EXERCISE INSTRUCTIONS: Write out all the entries word for word, but skip any images.

Stored items
════════

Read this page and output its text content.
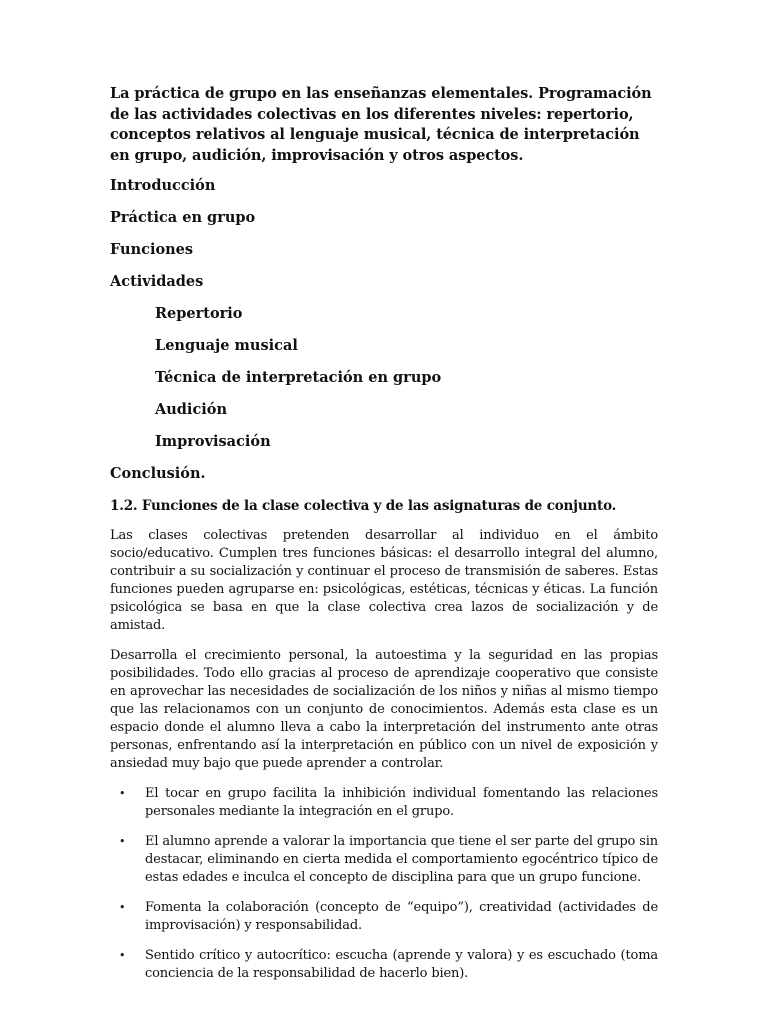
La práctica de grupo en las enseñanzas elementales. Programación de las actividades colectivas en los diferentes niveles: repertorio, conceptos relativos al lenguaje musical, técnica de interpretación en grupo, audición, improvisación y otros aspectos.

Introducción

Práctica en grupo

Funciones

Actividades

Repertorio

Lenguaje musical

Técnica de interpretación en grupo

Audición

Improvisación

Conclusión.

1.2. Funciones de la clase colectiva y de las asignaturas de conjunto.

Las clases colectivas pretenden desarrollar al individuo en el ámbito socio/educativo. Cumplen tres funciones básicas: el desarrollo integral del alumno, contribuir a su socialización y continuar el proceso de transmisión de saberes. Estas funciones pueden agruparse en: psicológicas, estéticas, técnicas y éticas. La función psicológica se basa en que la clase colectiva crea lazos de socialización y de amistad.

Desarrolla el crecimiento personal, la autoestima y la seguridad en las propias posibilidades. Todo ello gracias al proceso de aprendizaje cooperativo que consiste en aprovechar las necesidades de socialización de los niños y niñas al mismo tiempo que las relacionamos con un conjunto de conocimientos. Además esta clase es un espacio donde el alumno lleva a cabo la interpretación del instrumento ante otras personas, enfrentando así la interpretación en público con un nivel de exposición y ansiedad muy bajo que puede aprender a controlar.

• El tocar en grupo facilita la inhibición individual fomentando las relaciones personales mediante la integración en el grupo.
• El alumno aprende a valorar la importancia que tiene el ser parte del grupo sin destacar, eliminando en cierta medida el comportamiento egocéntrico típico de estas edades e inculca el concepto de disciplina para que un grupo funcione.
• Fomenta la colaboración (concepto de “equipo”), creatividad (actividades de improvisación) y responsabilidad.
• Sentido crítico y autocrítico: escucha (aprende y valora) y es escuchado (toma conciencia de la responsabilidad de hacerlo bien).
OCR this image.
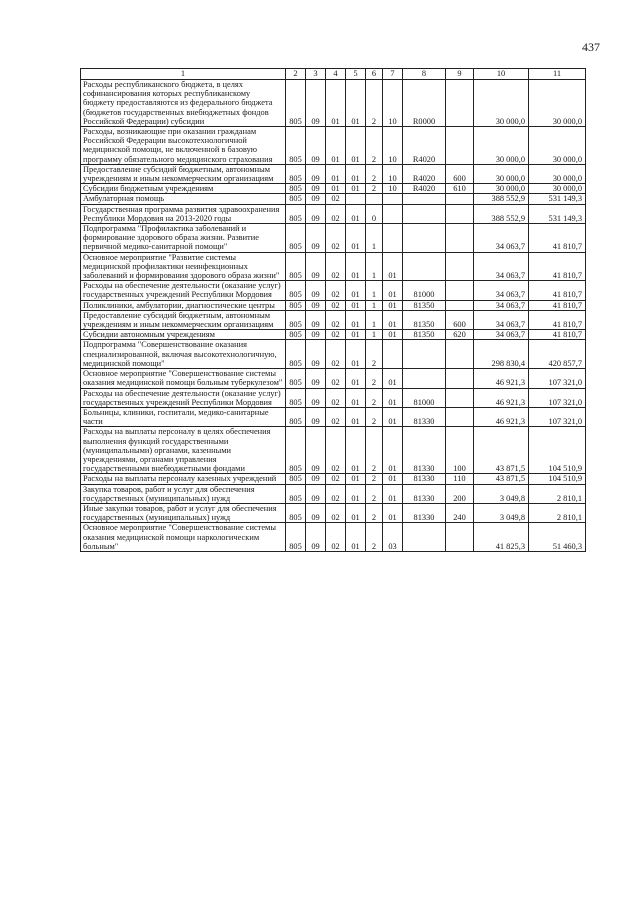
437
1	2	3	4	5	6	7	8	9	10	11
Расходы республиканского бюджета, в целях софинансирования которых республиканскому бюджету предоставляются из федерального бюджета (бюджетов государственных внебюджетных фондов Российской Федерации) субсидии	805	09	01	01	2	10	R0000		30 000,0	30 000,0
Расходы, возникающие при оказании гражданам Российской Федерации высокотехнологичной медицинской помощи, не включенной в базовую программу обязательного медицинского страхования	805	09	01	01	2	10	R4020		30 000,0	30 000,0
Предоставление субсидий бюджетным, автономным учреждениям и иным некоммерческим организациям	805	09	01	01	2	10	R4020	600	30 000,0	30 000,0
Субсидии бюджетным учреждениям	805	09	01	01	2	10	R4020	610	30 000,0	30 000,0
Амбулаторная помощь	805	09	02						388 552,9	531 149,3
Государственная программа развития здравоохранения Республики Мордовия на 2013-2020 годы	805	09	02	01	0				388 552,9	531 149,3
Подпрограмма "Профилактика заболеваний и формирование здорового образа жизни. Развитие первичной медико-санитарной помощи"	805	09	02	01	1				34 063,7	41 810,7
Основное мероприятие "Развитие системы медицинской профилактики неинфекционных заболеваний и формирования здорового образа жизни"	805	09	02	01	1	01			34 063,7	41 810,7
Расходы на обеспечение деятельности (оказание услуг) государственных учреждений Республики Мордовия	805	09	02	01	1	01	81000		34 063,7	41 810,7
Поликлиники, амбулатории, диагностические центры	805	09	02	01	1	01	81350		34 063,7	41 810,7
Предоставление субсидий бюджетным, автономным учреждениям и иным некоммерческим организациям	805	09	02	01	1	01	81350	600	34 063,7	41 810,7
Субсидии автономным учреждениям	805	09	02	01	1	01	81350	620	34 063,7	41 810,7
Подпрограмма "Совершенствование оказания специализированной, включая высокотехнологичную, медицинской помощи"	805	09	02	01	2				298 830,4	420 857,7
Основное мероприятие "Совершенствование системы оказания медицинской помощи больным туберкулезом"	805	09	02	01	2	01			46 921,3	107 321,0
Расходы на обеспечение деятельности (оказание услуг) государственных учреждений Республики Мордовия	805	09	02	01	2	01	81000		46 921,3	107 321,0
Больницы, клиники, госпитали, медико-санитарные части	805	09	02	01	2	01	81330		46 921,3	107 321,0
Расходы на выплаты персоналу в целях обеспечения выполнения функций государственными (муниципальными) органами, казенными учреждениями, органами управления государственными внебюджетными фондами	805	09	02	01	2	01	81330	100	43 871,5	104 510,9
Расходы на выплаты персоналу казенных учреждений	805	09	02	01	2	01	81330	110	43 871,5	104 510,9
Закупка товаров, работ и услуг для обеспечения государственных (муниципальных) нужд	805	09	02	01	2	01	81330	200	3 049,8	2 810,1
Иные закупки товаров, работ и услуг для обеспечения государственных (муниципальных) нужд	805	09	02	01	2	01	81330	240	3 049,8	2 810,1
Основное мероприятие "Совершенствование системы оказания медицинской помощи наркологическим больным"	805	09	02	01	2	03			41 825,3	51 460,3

════════

CORRECT RESULT:
Read this page and output its text content.
La práctica de grupo en las enseñanzas elementales. Programación de las actividades colectivas en los diferentes niveles: repertorio, conceptos relativos al lenguaje musical, técnica de interpretación en grupo, audición, improvisación y otros aspectos.

Introducción

Práctica en grupo

Funciones

Actividades

Repertorio

Lenguaje musical

Técnica de interpretación en grupo

Audición

Improvisación

Conclusión.

1.2. Funciones de la clase colectiva y de las asignaturas de conjunto.

Las clases colectivas pretenden desarrollar al individuo en el ámbito socio/educativo. Cumplen tres funciones básicas: el desarrollo integral del alumno, contribuir a su socialización y continuar el proceso de transmisión de saberes. Estas funciones pueden agruparse en: psicológicas, estéticas, técnicas y éticas. La función psicológica se basa en que la clase colectiva crea lazos de socialización y de amistad.

Desarrolla el crecimiento personal, la autoestima y la seguridad en las propias posibilidades. Todo ello gracias al proceso de aprendizaje cooperativo que consiste en aprovechar las necesidades de socialización de los niños y niñas al mismo tiempo que las relacionamos con un conjunto de conocimientos. Además esta clase es un espacio donde el alumno lleva a cabo la interpretación del instrumento ante otras personas, enfrentando así la interpretación en público con un nivel de exposición y ansiedad muy bajo que puede aprender a controlar.

• El tocar en grupo facilita la inhibición individual fomentando las relaciones personales mediante la integración en el grupo.
• El alumno aprende a valorar la importancia que tiene el ser parte del grupo sin destacar, eliminando en cierta medida el comportamiento egocéntrico típico de estas edades e inculca el concepto de disciplina para que un grupo funcione.
• Fomenta la colaboración (concepto de “equipo”), creatividad (actividades de improvisación) y responsabilidad.
• Sentido crítico y autocrítico: escucha (aprende y valora) y es escuchado (toma conciencia de la responsabilidad de hacerlo bien).
OCR this image.
437
1	2	3	4	5	6	7	8	9	10	11
Расходы республиканского бюджета, в целях софинансирования которых республиканскому бюджету предоставляются из федерального бюджета (бюджетов государственных внебюджетных фондов Российской Федерации) субсидии	805	09	01	01	2	10	R0000		30 000,0	30 000,0
Расходы, возникающие при оказании гражданам Российской Федерации высокотехнологичной медицинской помощи, не включенной в базовую программу обязательного медицинского страхования	805	09	01	01	2	10	R4020		30 000,0	30 000,0
Предоставление субсидий бюджетным, автономным учреждениям и иным некоммерческим организациям	805	09	01	01	2	10	R4020	600	30 000,0	30 000,0
Субсидии бюджетным учреждениям	805	09	01	01	2	10	R4020	610	30 000,0	30 000,0
Амбулаторная помощь	805	09	02						388 552,9	531 149,3
Государственная программа развития здравоохранения Республики Мордовия на 2013-2020 годы	805	09	02	01	0				388 552,9	531 149,3
Подпрограмма "Профилактика заболеваний и формирование здорового образа жизни. Развитие первичной медико-санитарной помощи"	805	09	02	01	1				34 063,7	41 810,7
Основное мероприятие "Развитие системы медицинской профилактики неинфекционных заболеваний и формирования здорового образа жизни"	805	09	02	01	1	01			34 063,7	41 810,7
Расходы на обеспечение деятельности (оказание услуг) государственных учреждений Республики Мордовия	805	09	02	01	1	01	81000		34 063,7	41 810,7
Поликлиники, амбулатории, диагностические центры	805	09	02	01	1	01	81350		34 063,7	41 810,7
Предоставление субсидий бюджетным, автономным учреждениям и иным некоммерческим организациям	805	09	02	01	1	01	81350	600	34 063,7	41 810,7
Субсидии автономным учреждениям	805	09	02	01	1	01	81350	620	34 063,7	41 810,7
Подпрограмма "Совершенствование оказания специализированной, включая высокотехнологичную, медицинской помощи"	805	09	02	01	2				298 830,4	420 857,7
Основное мероприятие "Совершенствование системы оказания медицинской помощи больным туберкулезом"	805	09	02	01	2	01			46 921,3	107 321,0
Расходы на обеспечение деятельности (оказание услуг) государственных учреждений Республики Мордовия	805	09	02	01	2	01	81000		46 921,3	107 321,0
Больницы, клиники, госпитали, медико-санитарные части	805	09	02	01	2	01	81330		46 921,3	107 321,0
Расходы на выплаты персоналу в целях обеспечения выполнения функций государственными (муниципальными) органами, казенными учреждениями, органами управления государственными внебюджетными фондами	805	09	02	01	2	01	81330	100	43 871,5	104 510,9
Расходы на выплаты персоналу казенных учреждений	805	09	02	01	2	01	81330	110	43 871,5	104 510,9
Закупка товаров, работ и услуг для обеспечения государственных (муниципальных) нужд	805	09	02	01	2	01	81330	200	3 049,8	2 810,1
Иные закупки товаров, работ и услуг для обеспечения государственных (муниципальных) нужд	805	09	02	01	2	01	81330	240	3 049,8	2 810,1
Основное мероприятие "Совершенствование системы оказания медицинской помощи наркологическим больным"	805	09	02	01	2	03			41 825,3	51 460,3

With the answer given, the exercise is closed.